■ What you have to do ■
Skip every picture and transcribe the remaining material exactly.

■ Exercise materials ■
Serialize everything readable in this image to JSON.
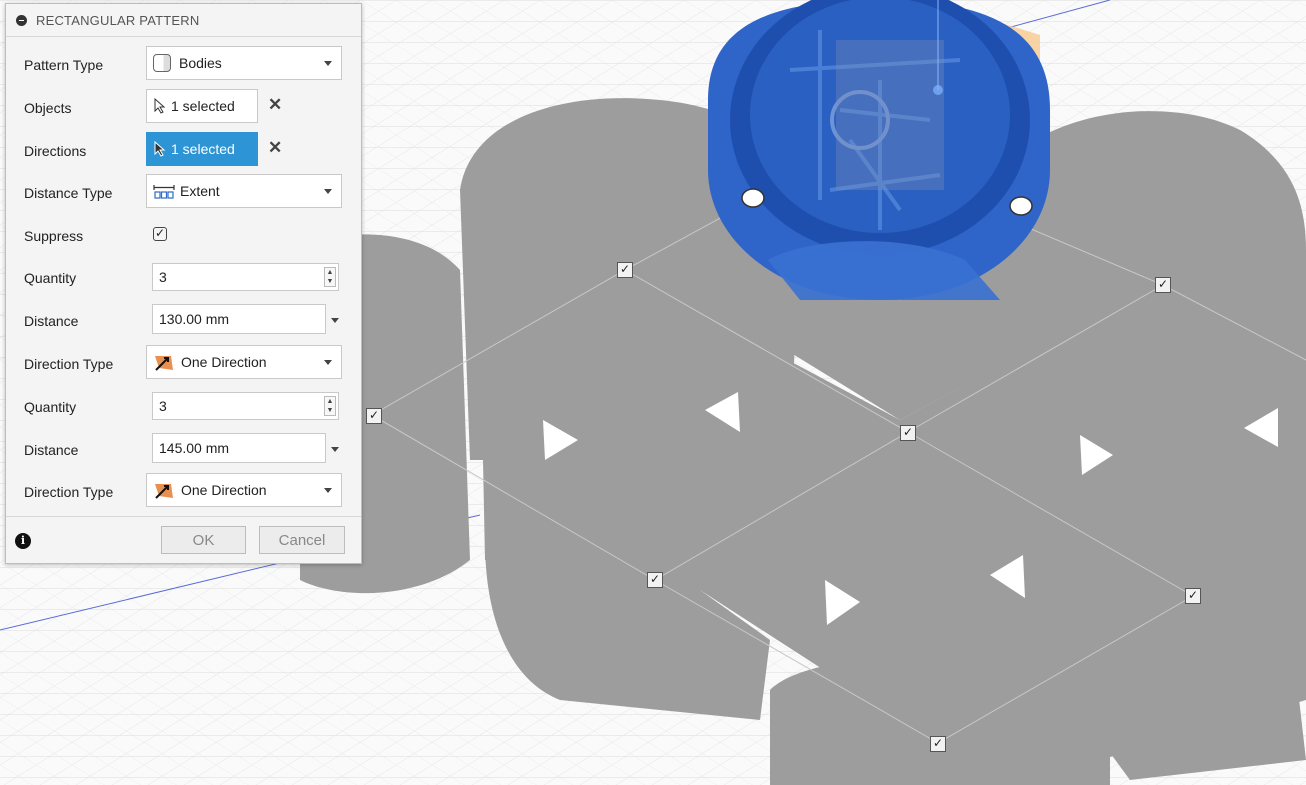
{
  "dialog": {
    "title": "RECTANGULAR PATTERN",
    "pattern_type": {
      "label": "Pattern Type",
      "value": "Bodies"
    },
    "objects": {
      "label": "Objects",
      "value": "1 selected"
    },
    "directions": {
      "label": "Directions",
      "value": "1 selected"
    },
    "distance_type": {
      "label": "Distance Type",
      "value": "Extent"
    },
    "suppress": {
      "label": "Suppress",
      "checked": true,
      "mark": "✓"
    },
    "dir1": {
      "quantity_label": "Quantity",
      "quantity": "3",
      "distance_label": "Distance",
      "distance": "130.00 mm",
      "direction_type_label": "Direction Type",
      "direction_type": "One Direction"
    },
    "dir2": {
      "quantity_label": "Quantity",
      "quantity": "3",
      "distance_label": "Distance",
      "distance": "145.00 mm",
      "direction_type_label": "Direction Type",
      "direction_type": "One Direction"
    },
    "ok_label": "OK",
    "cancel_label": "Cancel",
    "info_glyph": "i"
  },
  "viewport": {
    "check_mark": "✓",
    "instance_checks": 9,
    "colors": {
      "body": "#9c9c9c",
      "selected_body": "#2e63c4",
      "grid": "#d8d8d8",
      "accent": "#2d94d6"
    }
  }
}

■ Complete answer ■
Serialize everything readable in this image to JSON.
{
  "dialog": {
    "title": "RECTANGULAR PATTERN",
    "pattern_type": {
      "label": "Pattern Type",
      "value": "Bodies"
    },
    "objects": {
      "label": "Objects",
      "value": "1 selected"
    },
    "directions": {
      "label": "Directions",
      "value": "1 selected"
    },
    "distance_type": {
      "label": "Distance Type",
      "value": "Extent"
    },
    "suppress": {
      "label": "Suppress",
      "checked": true,
      "mark": "✓"
    },
    "dir1": {
      "quantity_label": "Quantity",
      "quantity": "3",
      "distance_label": "Distance",
      "distance": "130.00 mm",
      "direction_type_label": "Direction Type",
      "direction_type": "One Direction"
    },
    "dir2": {
      "quantity_label": "Quantity",
      "quantity": "3",
      "distance_label": "Distance",
      "distance": "145.00 mm",
      "direction_type_label": "Direction Type",
      "direction_type": "One Direction"
    },
    "ok_label": "OK",
    "cancel_label": "Cancel",
    "info_glyph": "i"
  },
  "viewport": {
    "check_mark": "✓",
    "instance_checks": 9,
    "colors": {
      "body": "#9c9c9c",
      "selected_body": "#2e63c4",
      "grid": "#d8d8d8",
      "accent": "#2d94d6"
    }
  }
}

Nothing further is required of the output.